Find every line of the listing below where "методы" appears, and copy it.
begin Data to process
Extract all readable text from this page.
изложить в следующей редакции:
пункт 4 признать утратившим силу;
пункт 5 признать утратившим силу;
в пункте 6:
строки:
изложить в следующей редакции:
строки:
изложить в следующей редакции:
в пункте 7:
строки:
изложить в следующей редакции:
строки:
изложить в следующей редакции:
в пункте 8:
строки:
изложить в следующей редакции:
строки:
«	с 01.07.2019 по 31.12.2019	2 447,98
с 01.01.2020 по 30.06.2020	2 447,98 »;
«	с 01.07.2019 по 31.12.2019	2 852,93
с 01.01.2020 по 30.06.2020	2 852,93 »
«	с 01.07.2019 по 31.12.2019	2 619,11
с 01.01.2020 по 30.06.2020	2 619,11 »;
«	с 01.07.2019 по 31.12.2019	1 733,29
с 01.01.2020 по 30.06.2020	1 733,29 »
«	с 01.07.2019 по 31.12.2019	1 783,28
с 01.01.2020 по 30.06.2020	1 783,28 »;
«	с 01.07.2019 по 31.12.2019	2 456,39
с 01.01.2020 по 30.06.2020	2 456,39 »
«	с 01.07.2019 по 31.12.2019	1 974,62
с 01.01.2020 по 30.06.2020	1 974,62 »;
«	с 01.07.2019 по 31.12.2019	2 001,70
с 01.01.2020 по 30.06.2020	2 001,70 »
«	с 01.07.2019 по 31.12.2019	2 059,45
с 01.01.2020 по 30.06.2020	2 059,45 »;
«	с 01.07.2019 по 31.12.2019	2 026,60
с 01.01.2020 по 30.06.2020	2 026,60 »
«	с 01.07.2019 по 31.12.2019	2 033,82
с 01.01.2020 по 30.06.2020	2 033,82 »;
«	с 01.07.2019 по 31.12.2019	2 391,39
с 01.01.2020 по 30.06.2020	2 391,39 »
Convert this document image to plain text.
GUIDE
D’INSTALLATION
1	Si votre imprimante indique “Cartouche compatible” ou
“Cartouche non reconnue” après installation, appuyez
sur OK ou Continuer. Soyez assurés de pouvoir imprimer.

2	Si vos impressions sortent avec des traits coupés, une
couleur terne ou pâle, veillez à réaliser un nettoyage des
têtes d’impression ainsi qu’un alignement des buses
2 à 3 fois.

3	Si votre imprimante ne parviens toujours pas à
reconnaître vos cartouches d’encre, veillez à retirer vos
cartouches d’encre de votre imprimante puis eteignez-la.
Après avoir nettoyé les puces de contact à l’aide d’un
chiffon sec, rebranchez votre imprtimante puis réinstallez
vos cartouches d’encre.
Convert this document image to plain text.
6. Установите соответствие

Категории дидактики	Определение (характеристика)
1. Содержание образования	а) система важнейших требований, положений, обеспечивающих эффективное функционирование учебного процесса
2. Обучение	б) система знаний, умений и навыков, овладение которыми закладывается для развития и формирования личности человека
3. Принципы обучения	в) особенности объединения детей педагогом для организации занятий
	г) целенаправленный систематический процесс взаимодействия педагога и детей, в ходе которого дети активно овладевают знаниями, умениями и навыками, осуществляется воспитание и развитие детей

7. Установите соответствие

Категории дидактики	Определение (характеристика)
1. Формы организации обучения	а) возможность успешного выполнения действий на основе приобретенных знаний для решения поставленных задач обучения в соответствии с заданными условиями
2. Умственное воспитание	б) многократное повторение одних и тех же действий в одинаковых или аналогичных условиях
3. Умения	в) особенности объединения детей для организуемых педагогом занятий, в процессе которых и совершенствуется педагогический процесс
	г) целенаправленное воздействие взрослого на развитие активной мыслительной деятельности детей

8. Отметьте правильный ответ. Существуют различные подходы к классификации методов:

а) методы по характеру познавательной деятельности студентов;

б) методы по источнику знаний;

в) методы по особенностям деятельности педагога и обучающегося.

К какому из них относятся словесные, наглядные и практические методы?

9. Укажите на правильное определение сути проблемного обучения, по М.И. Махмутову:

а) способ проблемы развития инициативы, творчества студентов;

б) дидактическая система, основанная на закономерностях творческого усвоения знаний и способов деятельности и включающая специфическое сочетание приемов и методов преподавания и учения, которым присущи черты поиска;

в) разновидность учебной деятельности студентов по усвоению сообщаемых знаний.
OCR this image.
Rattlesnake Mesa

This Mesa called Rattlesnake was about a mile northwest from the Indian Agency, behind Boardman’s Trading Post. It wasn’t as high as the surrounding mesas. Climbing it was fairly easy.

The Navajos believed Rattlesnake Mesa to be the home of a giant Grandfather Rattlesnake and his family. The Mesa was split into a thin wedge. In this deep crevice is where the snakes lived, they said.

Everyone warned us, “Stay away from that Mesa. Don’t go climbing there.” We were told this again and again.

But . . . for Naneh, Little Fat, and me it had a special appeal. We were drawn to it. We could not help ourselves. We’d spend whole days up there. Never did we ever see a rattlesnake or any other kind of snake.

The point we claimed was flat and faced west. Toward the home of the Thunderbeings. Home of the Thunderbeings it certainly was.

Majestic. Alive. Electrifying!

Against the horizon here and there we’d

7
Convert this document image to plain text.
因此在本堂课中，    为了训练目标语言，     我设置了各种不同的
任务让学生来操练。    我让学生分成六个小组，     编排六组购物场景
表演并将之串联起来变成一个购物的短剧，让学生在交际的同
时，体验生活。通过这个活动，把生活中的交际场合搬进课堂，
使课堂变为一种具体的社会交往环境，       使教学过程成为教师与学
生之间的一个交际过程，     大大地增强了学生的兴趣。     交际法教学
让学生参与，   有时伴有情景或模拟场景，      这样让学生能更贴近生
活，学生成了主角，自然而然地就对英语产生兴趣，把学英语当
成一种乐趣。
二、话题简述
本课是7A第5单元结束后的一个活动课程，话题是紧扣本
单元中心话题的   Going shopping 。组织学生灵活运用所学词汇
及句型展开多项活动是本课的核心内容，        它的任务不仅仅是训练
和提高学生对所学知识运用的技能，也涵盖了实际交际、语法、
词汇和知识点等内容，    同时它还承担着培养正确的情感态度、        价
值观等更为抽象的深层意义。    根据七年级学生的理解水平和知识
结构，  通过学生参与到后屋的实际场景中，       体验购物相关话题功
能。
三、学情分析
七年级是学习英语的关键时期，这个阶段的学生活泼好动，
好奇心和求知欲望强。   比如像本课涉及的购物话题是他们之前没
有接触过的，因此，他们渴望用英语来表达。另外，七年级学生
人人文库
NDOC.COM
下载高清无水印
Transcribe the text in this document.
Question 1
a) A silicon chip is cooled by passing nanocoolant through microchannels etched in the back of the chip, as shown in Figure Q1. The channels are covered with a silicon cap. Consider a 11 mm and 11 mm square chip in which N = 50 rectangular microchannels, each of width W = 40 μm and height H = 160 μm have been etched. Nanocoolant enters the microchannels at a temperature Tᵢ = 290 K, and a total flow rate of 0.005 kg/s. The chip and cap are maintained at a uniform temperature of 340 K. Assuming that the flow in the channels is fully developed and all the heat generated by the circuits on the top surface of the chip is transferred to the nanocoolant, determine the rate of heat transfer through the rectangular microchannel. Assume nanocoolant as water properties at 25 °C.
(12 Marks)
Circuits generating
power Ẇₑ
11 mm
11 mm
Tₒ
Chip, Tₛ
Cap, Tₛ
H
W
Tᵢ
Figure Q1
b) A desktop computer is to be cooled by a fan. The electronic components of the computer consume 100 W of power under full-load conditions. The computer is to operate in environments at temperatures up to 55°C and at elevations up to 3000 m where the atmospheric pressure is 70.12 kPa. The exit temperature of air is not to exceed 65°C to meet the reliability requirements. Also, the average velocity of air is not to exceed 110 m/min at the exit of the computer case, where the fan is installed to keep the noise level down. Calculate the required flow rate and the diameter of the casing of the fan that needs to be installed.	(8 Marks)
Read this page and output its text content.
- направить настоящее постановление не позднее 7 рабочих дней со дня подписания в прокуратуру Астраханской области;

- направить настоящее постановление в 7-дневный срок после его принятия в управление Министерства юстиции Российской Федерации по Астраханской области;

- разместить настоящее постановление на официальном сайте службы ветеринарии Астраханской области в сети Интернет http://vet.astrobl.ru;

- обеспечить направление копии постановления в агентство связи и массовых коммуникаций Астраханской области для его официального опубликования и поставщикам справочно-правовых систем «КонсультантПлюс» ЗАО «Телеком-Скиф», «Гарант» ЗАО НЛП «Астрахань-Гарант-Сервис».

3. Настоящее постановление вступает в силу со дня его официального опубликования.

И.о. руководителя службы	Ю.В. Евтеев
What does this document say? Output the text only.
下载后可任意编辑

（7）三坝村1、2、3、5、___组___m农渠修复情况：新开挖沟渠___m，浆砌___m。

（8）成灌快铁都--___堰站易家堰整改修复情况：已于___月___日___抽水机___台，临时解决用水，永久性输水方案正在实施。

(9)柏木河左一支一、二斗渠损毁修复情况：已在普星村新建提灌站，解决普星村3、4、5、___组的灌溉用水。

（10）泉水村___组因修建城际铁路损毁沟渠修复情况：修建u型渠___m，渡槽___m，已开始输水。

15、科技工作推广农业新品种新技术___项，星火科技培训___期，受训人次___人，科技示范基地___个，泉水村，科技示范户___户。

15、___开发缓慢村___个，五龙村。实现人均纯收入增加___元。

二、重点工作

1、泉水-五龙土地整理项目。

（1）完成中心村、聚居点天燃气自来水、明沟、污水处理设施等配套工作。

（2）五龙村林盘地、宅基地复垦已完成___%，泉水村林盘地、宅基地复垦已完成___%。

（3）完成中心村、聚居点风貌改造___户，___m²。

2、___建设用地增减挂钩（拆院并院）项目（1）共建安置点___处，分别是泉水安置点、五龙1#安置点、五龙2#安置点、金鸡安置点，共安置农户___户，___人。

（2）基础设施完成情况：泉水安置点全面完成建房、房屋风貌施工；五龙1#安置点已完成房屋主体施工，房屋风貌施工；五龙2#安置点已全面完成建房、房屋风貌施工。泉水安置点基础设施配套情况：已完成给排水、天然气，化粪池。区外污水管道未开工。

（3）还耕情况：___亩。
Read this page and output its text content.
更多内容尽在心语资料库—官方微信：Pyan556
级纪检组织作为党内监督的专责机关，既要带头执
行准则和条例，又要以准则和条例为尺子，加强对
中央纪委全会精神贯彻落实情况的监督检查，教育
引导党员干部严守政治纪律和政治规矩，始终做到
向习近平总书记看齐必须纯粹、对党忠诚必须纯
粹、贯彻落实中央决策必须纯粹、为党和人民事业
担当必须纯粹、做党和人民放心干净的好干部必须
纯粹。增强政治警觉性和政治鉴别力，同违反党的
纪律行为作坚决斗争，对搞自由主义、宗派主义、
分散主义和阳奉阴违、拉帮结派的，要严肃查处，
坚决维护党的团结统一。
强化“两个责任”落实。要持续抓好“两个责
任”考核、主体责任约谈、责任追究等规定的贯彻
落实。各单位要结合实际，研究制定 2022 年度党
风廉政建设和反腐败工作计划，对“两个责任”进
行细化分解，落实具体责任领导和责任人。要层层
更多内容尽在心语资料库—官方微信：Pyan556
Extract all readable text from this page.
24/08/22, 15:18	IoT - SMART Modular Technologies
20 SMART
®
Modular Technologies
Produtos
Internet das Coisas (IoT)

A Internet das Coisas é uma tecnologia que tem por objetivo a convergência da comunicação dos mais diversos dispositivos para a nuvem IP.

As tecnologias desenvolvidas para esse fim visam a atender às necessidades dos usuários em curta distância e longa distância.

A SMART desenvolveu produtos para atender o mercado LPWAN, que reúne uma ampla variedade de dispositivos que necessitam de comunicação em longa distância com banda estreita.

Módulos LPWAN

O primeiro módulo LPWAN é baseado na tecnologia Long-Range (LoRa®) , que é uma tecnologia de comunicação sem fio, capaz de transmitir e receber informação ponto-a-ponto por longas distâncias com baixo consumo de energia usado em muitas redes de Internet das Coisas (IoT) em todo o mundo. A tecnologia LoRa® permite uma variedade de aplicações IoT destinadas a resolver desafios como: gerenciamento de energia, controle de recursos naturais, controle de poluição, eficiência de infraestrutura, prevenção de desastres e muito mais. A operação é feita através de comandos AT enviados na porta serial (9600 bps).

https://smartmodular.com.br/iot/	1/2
end Data to process
Complete output:
а) методы по характеру познавательной деятельности студентов;
б) методы по источнику знаний;
в) методы по особенностям деятельности педагога и обучающегося.
К какому из них относятся словесные, наглядные и практические методы?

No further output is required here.